Count every line below that holds "sociala". The answer is the number alone.

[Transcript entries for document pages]
----------

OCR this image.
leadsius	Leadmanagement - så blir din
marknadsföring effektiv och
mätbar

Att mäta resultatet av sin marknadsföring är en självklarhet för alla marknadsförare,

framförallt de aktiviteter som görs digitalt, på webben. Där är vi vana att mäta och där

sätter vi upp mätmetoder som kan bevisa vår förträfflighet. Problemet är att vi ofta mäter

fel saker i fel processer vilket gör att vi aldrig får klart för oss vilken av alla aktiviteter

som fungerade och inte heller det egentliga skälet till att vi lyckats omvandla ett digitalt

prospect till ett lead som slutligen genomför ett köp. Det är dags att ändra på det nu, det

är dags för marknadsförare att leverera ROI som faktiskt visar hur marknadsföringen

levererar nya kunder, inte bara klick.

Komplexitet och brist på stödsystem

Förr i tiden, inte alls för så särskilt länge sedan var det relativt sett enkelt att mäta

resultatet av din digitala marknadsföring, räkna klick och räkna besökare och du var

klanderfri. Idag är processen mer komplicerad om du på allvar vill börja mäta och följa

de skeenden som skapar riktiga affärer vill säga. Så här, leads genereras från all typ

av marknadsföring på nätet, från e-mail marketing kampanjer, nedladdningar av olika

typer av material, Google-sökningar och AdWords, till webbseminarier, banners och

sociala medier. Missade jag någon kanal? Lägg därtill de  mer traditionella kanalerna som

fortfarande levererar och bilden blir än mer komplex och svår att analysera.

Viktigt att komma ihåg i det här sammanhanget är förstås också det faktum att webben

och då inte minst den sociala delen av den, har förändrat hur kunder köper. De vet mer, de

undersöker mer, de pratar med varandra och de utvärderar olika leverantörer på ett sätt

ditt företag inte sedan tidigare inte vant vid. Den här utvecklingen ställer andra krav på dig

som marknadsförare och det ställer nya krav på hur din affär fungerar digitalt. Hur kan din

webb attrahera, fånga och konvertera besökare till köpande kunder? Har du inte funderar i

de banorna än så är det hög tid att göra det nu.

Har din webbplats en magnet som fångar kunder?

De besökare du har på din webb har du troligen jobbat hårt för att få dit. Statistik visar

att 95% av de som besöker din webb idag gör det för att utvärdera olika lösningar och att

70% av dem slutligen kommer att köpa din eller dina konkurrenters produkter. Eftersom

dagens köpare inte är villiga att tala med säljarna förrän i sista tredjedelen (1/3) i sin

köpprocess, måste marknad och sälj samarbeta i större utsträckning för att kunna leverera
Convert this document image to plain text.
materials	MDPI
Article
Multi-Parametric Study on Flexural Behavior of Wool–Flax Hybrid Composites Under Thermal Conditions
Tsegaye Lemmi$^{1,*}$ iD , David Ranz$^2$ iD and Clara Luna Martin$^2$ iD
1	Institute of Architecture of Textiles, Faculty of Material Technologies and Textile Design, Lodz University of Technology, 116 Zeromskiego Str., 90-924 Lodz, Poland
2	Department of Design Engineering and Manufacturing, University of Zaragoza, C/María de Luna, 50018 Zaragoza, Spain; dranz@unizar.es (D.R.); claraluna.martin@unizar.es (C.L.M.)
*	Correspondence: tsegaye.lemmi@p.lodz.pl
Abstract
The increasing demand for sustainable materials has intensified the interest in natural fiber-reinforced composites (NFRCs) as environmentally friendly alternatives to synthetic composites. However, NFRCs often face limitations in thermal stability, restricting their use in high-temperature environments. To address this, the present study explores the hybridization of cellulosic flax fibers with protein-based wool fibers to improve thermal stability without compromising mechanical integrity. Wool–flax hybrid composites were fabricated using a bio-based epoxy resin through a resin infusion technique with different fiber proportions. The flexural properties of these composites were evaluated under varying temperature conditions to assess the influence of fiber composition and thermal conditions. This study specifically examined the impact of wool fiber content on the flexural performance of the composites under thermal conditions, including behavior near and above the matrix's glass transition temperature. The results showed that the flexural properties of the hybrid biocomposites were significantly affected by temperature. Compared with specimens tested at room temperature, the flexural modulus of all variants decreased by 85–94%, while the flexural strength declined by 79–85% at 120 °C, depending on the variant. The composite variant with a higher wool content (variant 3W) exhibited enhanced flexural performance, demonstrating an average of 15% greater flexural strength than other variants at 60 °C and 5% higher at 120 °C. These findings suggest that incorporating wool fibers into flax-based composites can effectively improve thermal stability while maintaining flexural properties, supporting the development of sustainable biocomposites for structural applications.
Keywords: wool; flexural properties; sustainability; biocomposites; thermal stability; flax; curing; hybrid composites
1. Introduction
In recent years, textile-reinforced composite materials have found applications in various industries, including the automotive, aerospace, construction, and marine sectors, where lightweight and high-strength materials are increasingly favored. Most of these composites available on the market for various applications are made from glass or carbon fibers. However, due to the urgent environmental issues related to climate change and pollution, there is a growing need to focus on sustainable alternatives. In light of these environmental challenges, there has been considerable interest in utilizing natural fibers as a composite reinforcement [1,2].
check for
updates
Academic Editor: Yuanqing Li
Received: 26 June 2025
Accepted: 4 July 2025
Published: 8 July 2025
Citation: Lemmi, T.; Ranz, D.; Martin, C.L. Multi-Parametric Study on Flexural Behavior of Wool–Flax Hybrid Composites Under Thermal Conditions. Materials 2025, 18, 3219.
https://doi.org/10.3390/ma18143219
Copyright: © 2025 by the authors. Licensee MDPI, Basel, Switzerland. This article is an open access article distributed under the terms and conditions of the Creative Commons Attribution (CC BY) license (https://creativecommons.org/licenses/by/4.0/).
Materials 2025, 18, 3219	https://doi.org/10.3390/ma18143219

----------

• _Exercise solution_: 2